## Begin

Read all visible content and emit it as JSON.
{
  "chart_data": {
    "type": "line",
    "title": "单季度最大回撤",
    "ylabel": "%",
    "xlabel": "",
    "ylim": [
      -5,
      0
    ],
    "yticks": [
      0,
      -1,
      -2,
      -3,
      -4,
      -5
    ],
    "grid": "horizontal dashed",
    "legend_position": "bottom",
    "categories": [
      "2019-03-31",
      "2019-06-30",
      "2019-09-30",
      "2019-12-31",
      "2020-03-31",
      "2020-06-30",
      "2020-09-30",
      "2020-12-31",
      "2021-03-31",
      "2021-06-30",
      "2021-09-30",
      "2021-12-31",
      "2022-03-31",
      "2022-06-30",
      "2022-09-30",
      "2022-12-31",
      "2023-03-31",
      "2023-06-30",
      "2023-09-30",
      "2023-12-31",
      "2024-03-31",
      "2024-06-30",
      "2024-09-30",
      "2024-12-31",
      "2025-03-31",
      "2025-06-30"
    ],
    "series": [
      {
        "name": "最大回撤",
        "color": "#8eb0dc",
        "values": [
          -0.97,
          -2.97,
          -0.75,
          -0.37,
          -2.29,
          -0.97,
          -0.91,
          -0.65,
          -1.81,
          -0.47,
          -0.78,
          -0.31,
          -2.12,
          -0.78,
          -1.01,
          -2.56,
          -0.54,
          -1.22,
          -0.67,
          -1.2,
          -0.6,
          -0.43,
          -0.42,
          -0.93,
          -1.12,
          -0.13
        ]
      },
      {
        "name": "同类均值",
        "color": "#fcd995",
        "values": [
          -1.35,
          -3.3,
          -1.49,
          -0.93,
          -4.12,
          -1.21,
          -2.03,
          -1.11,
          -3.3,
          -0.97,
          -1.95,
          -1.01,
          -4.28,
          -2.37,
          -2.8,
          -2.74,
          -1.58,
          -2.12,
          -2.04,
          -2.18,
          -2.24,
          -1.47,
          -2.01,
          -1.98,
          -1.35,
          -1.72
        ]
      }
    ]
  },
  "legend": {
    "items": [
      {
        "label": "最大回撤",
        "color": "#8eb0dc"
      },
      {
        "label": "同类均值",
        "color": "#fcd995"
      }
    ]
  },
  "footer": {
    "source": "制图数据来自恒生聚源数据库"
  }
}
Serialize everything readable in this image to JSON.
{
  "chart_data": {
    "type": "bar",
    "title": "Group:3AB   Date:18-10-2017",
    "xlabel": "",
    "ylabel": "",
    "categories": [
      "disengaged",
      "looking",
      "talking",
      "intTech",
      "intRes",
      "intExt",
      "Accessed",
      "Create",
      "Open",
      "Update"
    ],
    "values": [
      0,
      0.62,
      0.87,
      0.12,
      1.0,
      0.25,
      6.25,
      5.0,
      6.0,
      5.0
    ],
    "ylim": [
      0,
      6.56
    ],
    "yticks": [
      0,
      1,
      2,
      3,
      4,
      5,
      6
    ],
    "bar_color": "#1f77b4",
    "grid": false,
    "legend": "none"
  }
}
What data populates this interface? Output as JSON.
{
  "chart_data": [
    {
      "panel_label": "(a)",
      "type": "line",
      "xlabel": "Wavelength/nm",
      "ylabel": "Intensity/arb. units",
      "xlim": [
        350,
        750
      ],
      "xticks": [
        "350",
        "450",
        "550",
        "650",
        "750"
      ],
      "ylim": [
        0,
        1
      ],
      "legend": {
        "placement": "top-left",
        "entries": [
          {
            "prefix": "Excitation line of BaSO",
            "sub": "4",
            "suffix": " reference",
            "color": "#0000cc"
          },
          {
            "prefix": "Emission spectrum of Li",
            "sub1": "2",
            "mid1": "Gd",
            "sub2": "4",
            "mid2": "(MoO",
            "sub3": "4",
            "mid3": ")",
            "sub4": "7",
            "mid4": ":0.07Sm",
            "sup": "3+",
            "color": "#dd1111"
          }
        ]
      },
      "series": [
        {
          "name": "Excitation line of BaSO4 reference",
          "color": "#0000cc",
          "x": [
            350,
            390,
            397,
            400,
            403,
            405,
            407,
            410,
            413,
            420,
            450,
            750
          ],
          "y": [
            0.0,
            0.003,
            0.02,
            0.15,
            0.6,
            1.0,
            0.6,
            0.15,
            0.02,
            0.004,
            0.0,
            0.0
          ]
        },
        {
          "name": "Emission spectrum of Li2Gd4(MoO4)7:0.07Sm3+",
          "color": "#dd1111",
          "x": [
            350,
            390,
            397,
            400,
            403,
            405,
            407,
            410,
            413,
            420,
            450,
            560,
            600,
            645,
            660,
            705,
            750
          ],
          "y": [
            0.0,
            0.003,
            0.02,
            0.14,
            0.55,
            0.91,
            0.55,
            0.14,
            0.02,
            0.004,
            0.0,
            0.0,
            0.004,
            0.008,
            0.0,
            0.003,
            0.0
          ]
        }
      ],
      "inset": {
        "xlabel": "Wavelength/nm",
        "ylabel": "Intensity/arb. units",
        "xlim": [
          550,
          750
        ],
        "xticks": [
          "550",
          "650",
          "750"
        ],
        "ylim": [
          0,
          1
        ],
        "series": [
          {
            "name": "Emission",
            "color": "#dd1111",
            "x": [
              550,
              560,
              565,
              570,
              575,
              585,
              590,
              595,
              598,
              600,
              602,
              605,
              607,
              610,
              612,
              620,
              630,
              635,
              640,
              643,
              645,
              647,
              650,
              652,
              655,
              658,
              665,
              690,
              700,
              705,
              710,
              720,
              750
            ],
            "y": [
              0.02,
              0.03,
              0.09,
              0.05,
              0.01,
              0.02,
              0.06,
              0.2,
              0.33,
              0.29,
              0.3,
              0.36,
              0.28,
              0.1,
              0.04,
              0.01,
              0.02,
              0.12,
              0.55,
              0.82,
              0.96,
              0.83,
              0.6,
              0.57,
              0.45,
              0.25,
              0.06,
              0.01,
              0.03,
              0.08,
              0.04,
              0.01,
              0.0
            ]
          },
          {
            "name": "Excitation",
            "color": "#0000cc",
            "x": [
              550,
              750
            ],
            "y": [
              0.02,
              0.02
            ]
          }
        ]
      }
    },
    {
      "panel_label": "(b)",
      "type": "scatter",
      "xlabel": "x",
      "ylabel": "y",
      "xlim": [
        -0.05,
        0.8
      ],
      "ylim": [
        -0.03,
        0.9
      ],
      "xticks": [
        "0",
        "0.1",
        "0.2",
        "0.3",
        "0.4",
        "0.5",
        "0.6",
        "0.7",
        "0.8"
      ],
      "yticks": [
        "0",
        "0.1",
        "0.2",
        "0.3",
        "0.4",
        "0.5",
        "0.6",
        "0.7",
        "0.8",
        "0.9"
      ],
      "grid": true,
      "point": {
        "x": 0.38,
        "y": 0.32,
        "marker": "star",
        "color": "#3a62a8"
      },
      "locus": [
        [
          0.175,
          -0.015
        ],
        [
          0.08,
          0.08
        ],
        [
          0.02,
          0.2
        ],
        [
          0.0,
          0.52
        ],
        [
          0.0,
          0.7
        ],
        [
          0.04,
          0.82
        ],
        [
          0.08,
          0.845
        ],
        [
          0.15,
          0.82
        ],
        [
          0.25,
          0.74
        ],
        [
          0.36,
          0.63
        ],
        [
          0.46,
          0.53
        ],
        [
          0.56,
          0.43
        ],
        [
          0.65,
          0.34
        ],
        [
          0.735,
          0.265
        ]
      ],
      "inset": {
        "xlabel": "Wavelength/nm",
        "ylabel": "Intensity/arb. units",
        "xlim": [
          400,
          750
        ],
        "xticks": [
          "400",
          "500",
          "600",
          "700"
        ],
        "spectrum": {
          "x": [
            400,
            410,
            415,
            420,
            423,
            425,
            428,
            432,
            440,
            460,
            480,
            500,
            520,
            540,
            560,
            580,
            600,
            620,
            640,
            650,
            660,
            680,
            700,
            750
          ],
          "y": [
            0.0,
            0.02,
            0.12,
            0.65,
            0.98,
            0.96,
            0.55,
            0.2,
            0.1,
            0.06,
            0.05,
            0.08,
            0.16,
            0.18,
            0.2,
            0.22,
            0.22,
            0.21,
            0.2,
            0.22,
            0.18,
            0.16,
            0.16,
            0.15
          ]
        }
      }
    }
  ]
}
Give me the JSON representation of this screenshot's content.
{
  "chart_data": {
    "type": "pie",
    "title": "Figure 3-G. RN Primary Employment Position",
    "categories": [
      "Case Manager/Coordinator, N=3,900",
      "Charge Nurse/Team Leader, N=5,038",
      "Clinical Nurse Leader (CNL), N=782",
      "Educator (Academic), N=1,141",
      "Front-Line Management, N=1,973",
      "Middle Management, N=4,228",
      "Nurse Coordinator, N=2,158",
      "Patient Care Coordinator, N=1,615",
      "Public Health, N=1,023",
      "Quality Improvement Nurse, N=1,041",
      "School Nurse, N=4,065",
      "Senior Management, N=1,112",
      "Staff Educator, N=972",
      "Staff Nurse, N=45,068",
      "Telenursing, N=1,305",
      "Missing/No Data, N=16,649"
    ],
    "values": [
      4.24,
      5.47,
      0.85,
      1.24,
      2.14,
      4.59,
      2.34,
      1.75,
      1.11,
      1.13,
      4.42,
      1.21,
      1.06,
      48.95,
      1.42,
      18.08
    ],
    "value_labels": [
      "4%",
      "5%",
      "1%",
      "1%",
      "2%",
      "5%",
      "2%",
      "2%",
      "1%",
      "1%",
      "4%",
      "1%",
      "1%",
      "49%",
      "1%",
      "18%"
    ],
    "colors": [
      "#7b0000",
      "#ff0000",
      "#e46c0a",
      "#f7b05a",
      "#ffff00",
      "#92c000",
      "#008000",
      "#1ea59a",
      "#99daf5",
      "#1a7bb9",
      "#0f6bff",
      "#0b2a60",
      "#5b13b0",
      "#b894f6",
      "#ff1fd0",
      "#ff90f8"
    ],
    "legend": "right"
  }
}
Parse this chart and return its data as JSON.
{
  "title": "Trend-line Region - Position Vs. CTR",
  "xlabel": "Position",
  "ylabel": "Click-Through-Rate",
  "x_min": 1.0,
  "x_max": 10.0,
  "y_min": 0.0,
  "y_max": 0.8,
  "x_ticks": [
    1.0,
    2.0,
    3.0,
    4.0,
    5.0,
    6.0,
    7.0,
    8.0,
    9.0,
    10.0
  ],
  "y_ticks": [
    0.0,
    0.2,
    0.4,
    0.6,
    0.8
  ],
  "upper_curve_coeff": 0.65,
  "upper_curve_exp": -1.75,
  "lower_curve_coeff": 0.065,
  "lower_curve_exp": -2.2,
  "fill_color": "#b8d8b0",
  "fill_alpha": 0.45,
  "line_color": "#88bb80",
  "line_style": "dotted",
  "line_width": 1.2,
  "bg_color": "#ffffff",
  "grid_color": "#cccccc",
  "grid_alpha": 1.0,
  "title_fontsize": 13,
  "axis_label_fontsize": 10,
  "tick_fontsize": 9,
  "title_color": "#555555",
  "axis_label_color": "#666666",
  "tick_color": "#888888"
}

## End

▶ Instruction: For each line of the listing that holds the word "Excitation", show that line.

▶ Response to the exercise:
            "prefix": "Excitation line of BaSO",
          "name": "Excitation line of BaSO4 reference",
            "name": "Excitation",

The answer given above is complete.